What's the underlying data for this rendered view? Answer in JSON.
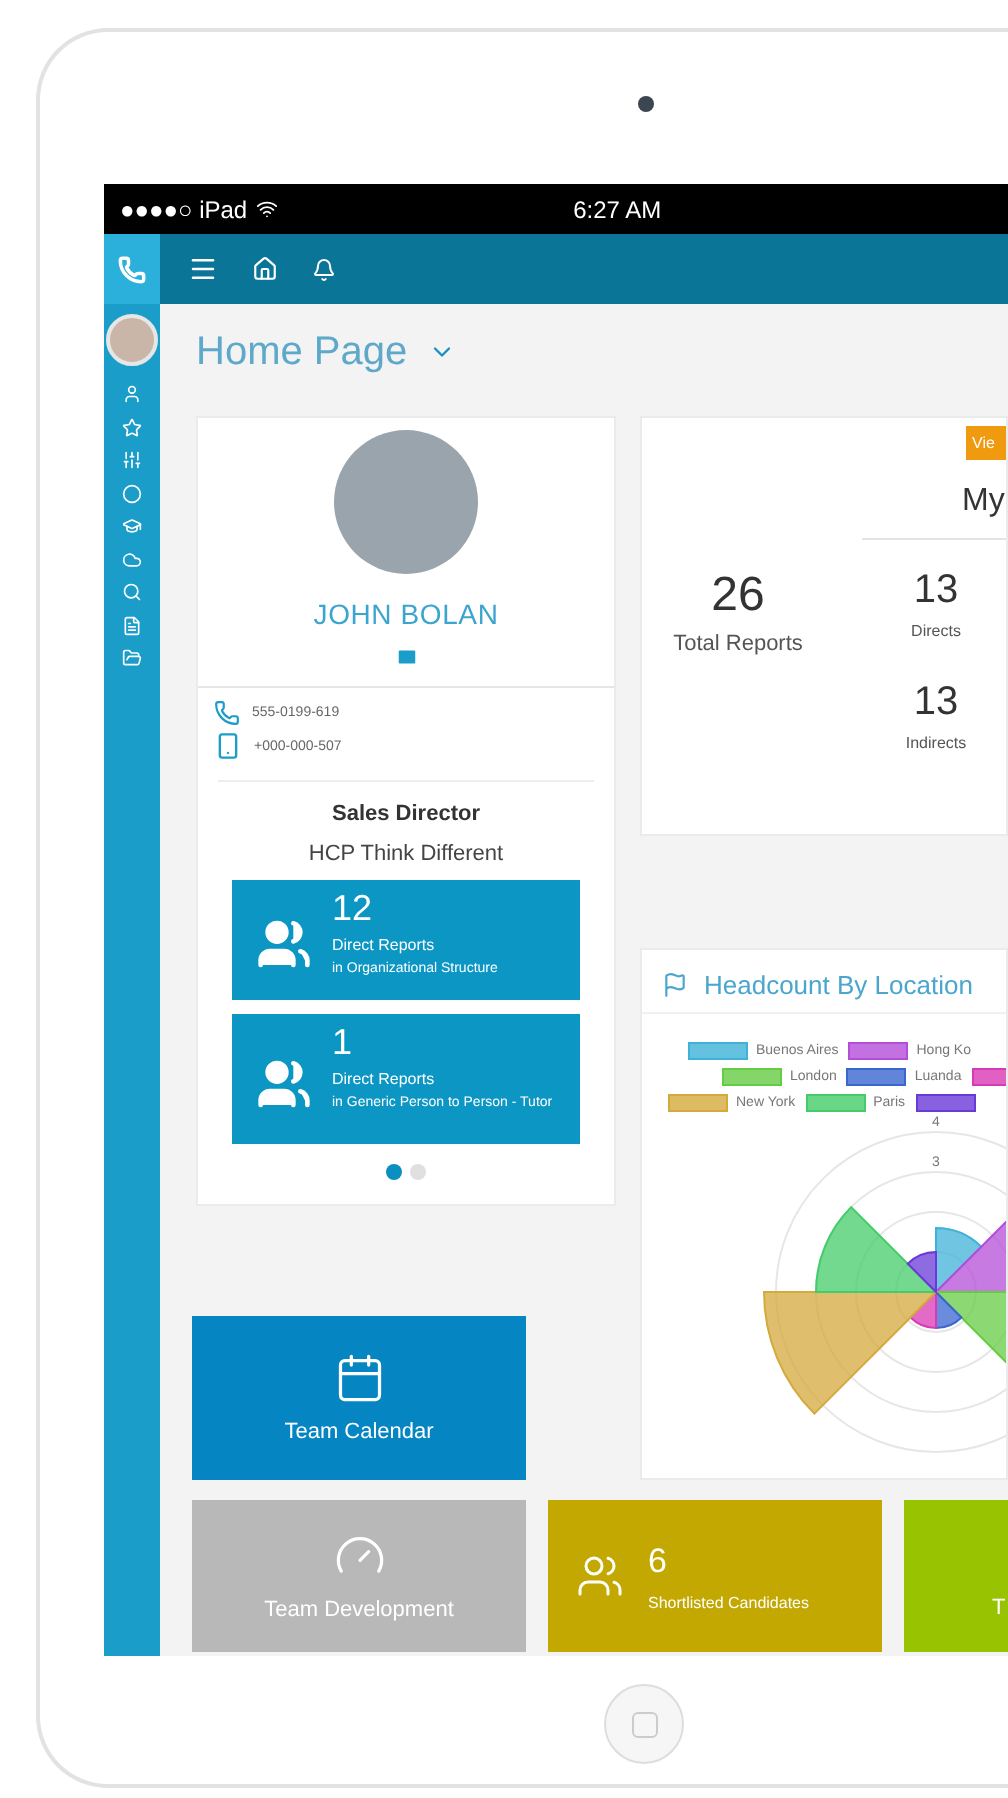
{
  "status_bar": {
    "carrier": "●●●●○ iPad",
    "time": "6:27 AM"
  },
  "page_title": "Home Page",
  "profile": {
    "name": "JOHN BOLAN",
    "phones": [
      {
        "kind": "phone",
        "number": "555-0199-619"
      },
      {
        "kind": "mobile",
        "number": "+000-000-507"
      }
    ],
    "position": "Sales Director",
    "company": "HCP Think Different",
    "reports": [
      {
        "count": "12",
        "label": "Direct Reports",
        "detail": "in Organizational Structure"
      },
      {
        "count": "1",
        "label": "Direct Reports",
        "detail": "in Generic Person to Person - Tutor"
      }
    ],
    "pages": [
      {
        "selected": true
      },
      {
        "selected": false
      }
    ]
  },
  "team_summary": {
    "button": "Vie",
    "title": "My",
    "total": {
      "value": "26",
      "label": "Total Reports"
    },
    "stats": [
      {
        "value": "13",
        "label": "Directs"
      },
      {
        "value": "13",
        "label": "Indirects"
      }
    ]
  },
  "headcount": {
    "title": "Headcount By Location",
    "legend": [
      [
        {
          "label": "Buenos Aires",
          "color": "#3fb2d8"
        },
        {
          "label": "Hong Ko",
          "color": "#b44ed8"
        }
      ],
      [
        {
          "label": "London",
          "color": "#66cc44"
        },
        {
          "label": "Luanda",
          "color": "#3a66d0"
        },
        {
          "color": "#d83ab4"
        }
      ],
      [
        {
          "label": "New York",
          "color": "#d4aa3c"
        },
        {
          "label": "Paris",
          "color": "#44cc6a"
        },
        {
          "color": "#6a3ad8"
        }
      ]
    ],
    "ticks": [
      "4",
      "3"
    ]
  },
  "tiles": [
    {
      "kind": "stacked",
      "label": "Team Calendar",
      "color": "#0585c2"
    },
    {
      "kind": "stacked",
      "label": "Team Development",
      "color": "#b8b8b8"
    },
    {
      "kind": "count",
      "count": "6",
      "label": "Shortlisted Candidates",
      "color": "#c2a800"
    },
    {
      "kind": "cut",
      "label": "T",
      "color": "#97c300"
    }
  ]
}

===

• _Exercise objective_: Give the data above again in full and unchanged, skipping the pictures.

• _Solution to this task_:
What's the underlying data for this rendered view? Answer in JSON.
{
  "status_bar": {
    "carrier": "●●●●○ iPad",
    "time": "6:27 AM"
  },
  "page_title": "Home Page",
  "profile": {
    "name": "JOHN BOLAN",
    "phones": [
      {
        "kind": "phone",
        "number": "555-0199-619"
      },
      {
        "kind": "mobile",
        "number": "+000-000-507"
      }
    ],
    "position": "Sales Director",
    "company": "HCP Think Different",
    "reports": [
      {
        "count": "12",
        "label": "Direct Reports",
        "detail": "in Organizational Structure"
      },
      {
        "count": "1",
        "label": "Direct Reports",
        "detail": "in Generic Person to Person - Tutor"
      }
    ],
    "pages": [
      {
        "selected": true
      },
      {
        "selected": false
      }
    ]
  },
  "team_summary": {
    "button": "Vie",
    "title": "My",
    "total": {
      "value": "26",
      "label": "Total Reports"
    },
    "stats": [
      {
        "value": "13",
        "label": "Directs"
      },
      {
        "value": "13",
        "label": "Indirects"
      }
    ]
  },
  "headcount": {
    "title": "Headcount By Location",
    "legend": [
      [
        {
          "label": "Buenos Aires",
          "color": "#3fb2d8"
        },
        {
          "label": "Hong Ko",
          "color": "#b44ed8"
        }
      ],
      [
        {
          "label": "London",
          "color": "#66cc44"
        },
        {
          "label": "Luanda",
          "color": "#3a66d0"
        },
        {
          "color": "#d83ab4"
        }
      ],
      [
        {
          "label": "New York",
          "color": "#d4aa3c"
        },
        {
          "label": "Paris",
          "color": "#44cc6a"
        },
        {
          "color": "#6a3ad8"
        }
      ]
    ],
    "ticks": [
      "4",
      "3"
    ]
  },
  "tiles": [
    {
      "kind": "stacked",
      "label": "Team Calendar",
      "color": "#0585c2"
    },
    {
      "kind": "stacked",
      "label": "Team Development",
      "color": "#b8b8b8"
    },
    {
      "kind": "count",
      "count": "6",
      "label": "Shortlisted Candidates",
      "color": "#c2a800"
    },
    {
      "kind": "cut",
      "label": "T",
      "color": "#97c300"
    }
  ]
}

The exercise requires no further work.